-- start Dataset excerpts --
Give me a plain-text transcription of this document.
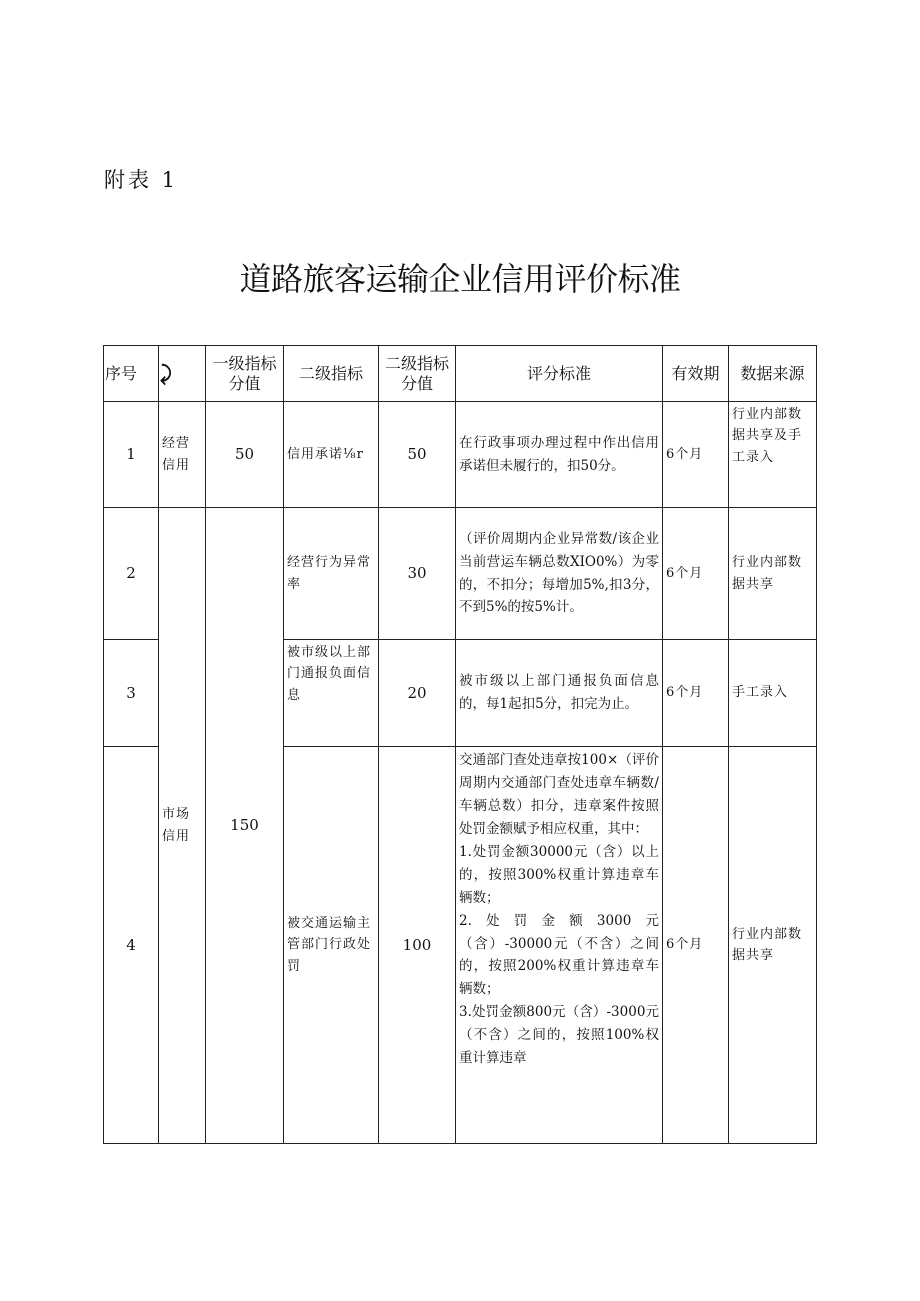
附表 1
道路旅客运输企业信用评价标准
序号	⤸	一级指标分值	二级指标	二级指标分值	评分标准	有效期	数据来源
1	经营信用	50	信用承诺⅛r	50	在行政事项办理过程中作出信用承诺但未履行的，扣50分。	6个月	行业内部数据共享及手工录入
2	市场信用	150	经营行为异常率	30	（评价周期内企业异常数/该企业当前营运车辆总数XIO0%）为零的，不扣分；每增加5%,扣3分，不到5%的按5%计。	6个月	行业内部数据共享
3			被市级以上部门通报负面信息	20	被市级以上部门通报负面信息的，每1起扣5分，扣完为止。	6个月	手工录入
4			被交通运输主管部门行政处罚	100	交通部门查处违章按100×（评价周期内交通部门查处违章车辆数/车辆总数）扣分，违章案件按照处罚金额赋予相应权重，其中：
1.处罚金额30000元（含）以上的，按照300%权重计算违章车辆数；
2.处罚金额3000元（含）-30000元（不含）之间的，按照200%权重计算违章车辆数；
3.处罚金额800元（含）-3000元（不含）之间的，按照100%权重计算违章	6个月	行业内部数据共享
-- end Dataset excerpts --
#### [To be done]
Quote the preceding records in their entirety, excluding every picture.

#### [Expected answer]
Give me a plain-text transcription of this document.
附表 1
道路旅客运输企业信用评价标准
序号	⤸	一级指标分值	二级指标	二级指标分值	评分标准	有效期	数据来源
1	经营信用	50	信用承诺⅛r	50	在行政事项办理过程中作出信用承诺但未履行的，扣50分。	6个月	行业内部数据共享及手工录入
2	市场信用	150	经营行为异常率	30	（评价周期内企业异常数/该企业当前营运车辆总数XIO0%）为零的，不扣分；每增加5%,扣3分，不到5%的按5%计。	6个月	行业内部数据共享
3			被市级以上部门通报负面信息	20	被市级以上部门通报负面信息的，每1起扣5分，扣完为止。	6个月	手工录入
4			被交通运输主管部门行政处罚	100	交通部门查处违章按100×（评价周期内交通部门查处违章车辆数/车辆总数）扣分，违章案件按照处罚金额赋予相应权重，其中：
1.处罚金额30000元（含）以上的，按照300%权重计算违章车辆数；
2.处罚金额3000元（含）-30000元（不含）之间的，按照200%权重计算违章车辆数；
3.处罚金额800元（含）-3000元（不含）之间的，按照100%权重计算违章	6个月	行业内部数据共享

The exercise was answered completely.